[WHAT THIS TASK INVOLVES] Return every entry exactly.

[Extracted data entries]
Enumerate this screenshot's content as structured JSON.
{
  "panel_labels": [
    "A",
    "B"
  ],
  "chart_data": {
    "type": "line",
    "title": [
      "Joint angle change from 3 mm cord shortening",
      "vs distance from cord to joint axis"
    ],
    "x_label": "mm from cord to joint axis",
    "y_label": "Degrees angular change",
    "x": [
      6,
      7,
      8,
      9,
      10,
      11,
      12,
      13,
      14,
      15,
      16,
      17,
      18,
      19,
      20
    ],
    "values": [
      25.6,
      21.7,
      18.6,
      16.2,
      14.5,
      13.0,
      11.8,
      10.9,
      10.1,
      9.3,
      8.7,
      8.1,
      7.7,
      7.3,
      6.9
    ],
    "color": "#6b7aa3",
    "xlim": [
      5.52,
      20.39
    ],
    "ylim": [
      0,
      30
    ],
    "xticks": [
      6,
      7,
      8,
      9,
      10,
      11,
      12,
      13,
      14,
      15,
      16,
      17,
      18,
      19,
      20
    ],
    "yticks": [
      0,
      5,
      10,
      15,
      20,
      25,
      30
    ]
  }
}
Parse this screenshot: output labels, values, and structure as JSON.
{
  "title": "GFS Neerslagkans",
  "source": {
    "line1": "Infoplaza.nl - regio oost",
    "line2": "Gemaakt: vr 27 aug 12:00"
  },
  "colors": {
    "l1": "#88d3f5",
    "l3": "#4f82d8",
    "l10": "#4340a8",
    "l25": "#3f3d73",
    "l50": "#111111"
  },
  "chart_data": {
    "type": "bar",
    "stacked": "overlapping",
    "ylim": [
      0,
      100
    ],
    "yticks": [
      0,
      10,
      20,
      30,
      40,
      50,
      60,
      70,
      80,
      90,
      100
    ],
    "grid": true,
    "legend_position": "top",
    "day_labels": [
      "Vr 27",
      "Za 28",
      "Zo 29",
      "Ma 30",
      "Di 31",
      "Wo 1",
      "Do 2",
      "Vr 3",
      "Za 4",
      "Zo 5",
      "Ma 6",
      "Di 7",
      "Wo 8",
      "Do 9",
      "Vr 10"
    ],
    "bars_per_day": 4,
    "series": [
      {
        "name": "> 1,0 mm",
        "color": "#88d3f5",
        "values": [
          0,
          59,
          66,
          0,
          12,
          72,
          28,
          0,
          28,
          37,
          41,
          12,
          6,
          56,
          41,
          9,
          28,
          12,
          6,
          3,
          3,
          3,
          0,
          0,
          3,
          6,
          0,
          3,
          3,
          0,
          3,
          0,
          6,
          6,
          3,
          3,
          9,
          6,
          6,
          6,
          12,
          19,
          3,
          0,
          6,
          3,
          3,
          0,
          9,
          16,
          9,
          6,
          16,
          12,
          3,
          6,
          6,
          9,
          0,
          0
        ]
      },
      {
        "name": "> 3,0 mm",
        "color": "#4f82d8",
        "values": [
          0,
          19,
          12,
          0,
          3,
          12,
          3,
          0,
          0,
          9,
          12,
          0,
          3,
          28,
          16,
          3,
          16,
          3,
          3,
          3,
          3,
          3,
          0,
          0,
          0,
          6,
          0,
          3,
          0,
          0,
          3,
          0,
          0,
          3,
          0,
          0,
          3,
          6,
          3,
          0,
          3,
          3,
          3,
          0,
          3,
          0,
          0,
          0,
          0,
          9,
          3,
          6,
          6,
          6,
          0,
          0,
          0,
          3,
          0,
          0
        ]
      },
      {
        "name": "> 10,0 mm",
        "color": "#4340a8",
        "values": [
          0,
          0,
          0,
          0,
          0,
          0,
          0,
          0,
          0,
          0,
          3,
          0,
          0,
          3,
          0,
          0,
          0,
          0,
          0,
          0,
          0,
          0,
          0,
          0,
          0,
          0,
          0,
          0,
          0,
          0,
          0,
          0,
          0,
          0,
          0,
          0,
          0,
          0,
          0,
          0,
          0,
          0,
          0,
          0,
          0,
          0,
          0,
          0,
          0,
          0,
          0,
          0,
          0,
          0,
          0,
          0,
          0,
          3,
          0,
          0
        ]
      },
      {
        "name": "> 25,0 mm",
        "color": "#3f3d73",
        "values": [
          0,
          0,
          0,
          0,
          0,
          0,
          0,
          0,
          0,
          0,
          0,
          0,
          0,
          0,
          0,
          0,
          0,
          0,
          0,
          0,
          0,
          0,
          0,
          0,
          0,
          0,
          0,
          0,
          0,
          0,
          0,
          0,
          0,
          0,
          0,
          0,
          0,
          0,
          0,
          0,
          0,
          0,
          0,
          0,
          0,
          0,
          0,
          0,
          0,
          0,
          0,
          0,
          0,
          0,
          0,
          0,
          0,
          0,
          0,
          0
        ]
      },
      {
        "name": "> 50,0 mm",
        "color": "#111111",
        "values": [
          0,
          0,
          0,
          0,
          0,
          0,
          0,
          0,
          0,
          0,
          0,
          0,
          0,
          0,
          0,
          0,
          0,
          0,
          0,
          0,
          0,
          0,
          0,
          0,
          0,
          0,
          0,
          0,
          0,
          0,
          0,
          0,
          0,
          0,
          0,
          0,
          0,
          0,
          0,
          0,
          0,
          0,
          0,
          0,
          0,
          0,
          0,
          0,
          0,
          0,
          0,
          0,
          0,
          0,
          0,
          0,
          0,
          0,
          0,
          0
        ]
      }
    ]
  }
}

[CORRECT ANSWER]
Enumerate this screenshot's content as structured JSON.
{
  "panel_labels": [
    "A",
    "B"
  ],
  "chart_data": {
    "type": "line",
    "title": [
      "Joint angle change from 3 mm cord shortening",
      "vs distance from cord to joint axis"
    ],
    "x_label": "mm from cord to joint axis",
    "y_label": "Degrees angular change",
    "x": [
      6,
      7,
      8,
      9,
      10,
      11,
      12,
      13,
      14,
      15,
      16,
      17,
      18,
      19,
      20
    ],
    "values": [
      25.6,
      21.7,
      18.6,
      16.2,
      14.5,
      13.0,
      11.8,
      10.9,
      10.1,
      9.3,
      8.7,
      8.1,
      7.7,
      7.3,
      6.9
    ],
    "color": "#6b7aa3",
    "xlim": [
      5.52,
      20.39
    ],
    "ylim": [
      0,
      30
    ],
    "xticks": [
      6,
      7,
      8,
      9,
      10,
      11,
      12,
      13,
      14,
      15,
      16,
      17,
      18,
      19,
      20
    ],
    "yticks": [
      0,
      5,
      10,
      15,
      20,
      25,
      30
    ]
  }
}
Parse this screenshot: output labels, values, and structure as JSON.
{
  "title": "GFS Neerslagkans",
  "source": {
    "line1": "Infoplaza.nl - regio oost",
    "line2": "Gemaakt: vr 27 aug 12:00"
  },
  "colors": {
    "l1": "#88d3f5",
    "l3": "#4f82d8",
    "l10": "#4340a8",
    "l25": "#3f3d73",
    "l50": "#111111"
  },
  "chart_data": {
    "type": "bar",
    "stacked": "overlapping",
    "ylim": [
      0,
      100
    ],
    "yticks": [
      0,
      10,
      20,
      30,
      40,
      50,
      60,
      70,
      80,
      90,
      100
    ],
    "grid": true,
    "legend_position": "top",
    "day_labels": [
      "Vr 27",
      "Za 28",
      "Zo 29",
      "Ma 30",
      "Di 31",
      "Wo 1",
      "Do 2",
      "Vr 3",
      "Za 4",
      "Zo 5",
      "Ma 6",
      "Di 7",
      "Wo 8",
      "Do 9",
      "Vr 10"
    ],
    "bars_per_day": 4,
    "series": [
      {
        "name": "> 1,0 mm",
        "color": "#88d3f5",
        "values": [
          0,
          59,
          66,
          0,
          12,
          72,
          28,
          0,
          28,
          37,
          41,
          12,
          6,
          56,
          41,
          9,
          28,
          12,
          6,
          3,
          3,
          3,
          0,
          0,
          3,
          6,
          0,
          3,
          3,
          0,
          3,
          0,
          6,
          6,
          3,
          3,
          9,
          6,
          6,
          6,
          12,
          19,
          3,
          0,
          6,
          3,
          3,
          0,
          9,
          16,
          9,
          6,
          16,
          12,
          3,
          6,
          6,
          9,
          0,
          0
        ]
      },
      {
        "name": "> 3,0 mm",
        "color": "#4f82d8",
        "values": [
          0,
          19,
          12,
          0,
          3,
          12,
          3,
          0,
          0,
          9,
          12,
          0,
          3,
          28,
          16,
          3,
          16,
          3,
          3,
          3,
          3,
          3,
          0,
          0,
          0,
          6,
          0,
          3,
          0,
          0,
          3,
          0,
          0,
          3,
          0,
          0,
          3,
          6,
          3,
          0,
          3,
          3,
          3,
          0,
          3,
          0,
          0,
          0,
          0,
          9,
          3,
          6,
          6,
          6,
          0,
          0,
          0,
          3,
          0,
          0
        ]
      },
      {
        "name": "> 10,0 mm",
        "color": "#4340a8",
        "values": [
          0,
          0,
          0,
          0,
          0,
          0,
          0,
          0,
          0,
          0,
          3,
          0,
          0,
          3,
          0,
          0,
          0,
          0,
          0,
          0,
          0,
          0,
          0,
          0,
          0,
          0,
          0,
          0,
          0,
          0,
          0,
          0,
          0,
          0,
          0,
          0,
          0,
          0,
          0,
          0,
          0,
          0,
          0,
          0,
          0,
          0,
          0,
          0,
          0,
          0,
          0,
          0,
          0,
          0,
          0,
          0,
          0,
          3,
          0,
          0
        ]
      },
      {
        "name": "> 25,0 mm",
        "color": "#3f3d73",
        "values": [
          0,
          0,
          0,
          0,
          0,
          0,
          0,
          0,
          0,
          0,
          0,
          0,
          0,
          0,
          0,
          0,
          0,
          0,
          0,
          0,
          0,
          0,
          0,
          0,
          0,
          0,
          0,
          0,
          0,
          0,
          0,
          0,
          0,
          0,
          0,
          0,
          0,
          0,
          0,
          0,
          0,
          0,
          0,
          0,
          0,
          0,
          0,
          0,
          0,
          0,
          0,
          0,
          0,
          0,
          0,
          0,
          0,
          0,
          0,
          0
        ]
      },
      {
        "name": "> 50,0 mm",
        "color": "#111111",
        "values": [
          0,
          0,
          0,
          0,
          0,
          0,
          0,
          0,
          0,
          0,
          0,
          0,
          0,
          0,
          0,
          0,
          0,
          0,
          0,
          0,
          0,
          0,
          0,
          0,
          0,
          0,
          0,
          0,
          0,
          0,
          0,
          0,
          0,
          0,
          0,
          0,
          0,
          0,
          0,
          0,
          0,
          0,
          0,
          0,
          0,
          0,
          0,
          0,
          0,
          0,
          0,
          0,
          0,
          0,
          0,
          0,
          0,
          0,
          0,
          0
        ]
      }
    ]
  }
}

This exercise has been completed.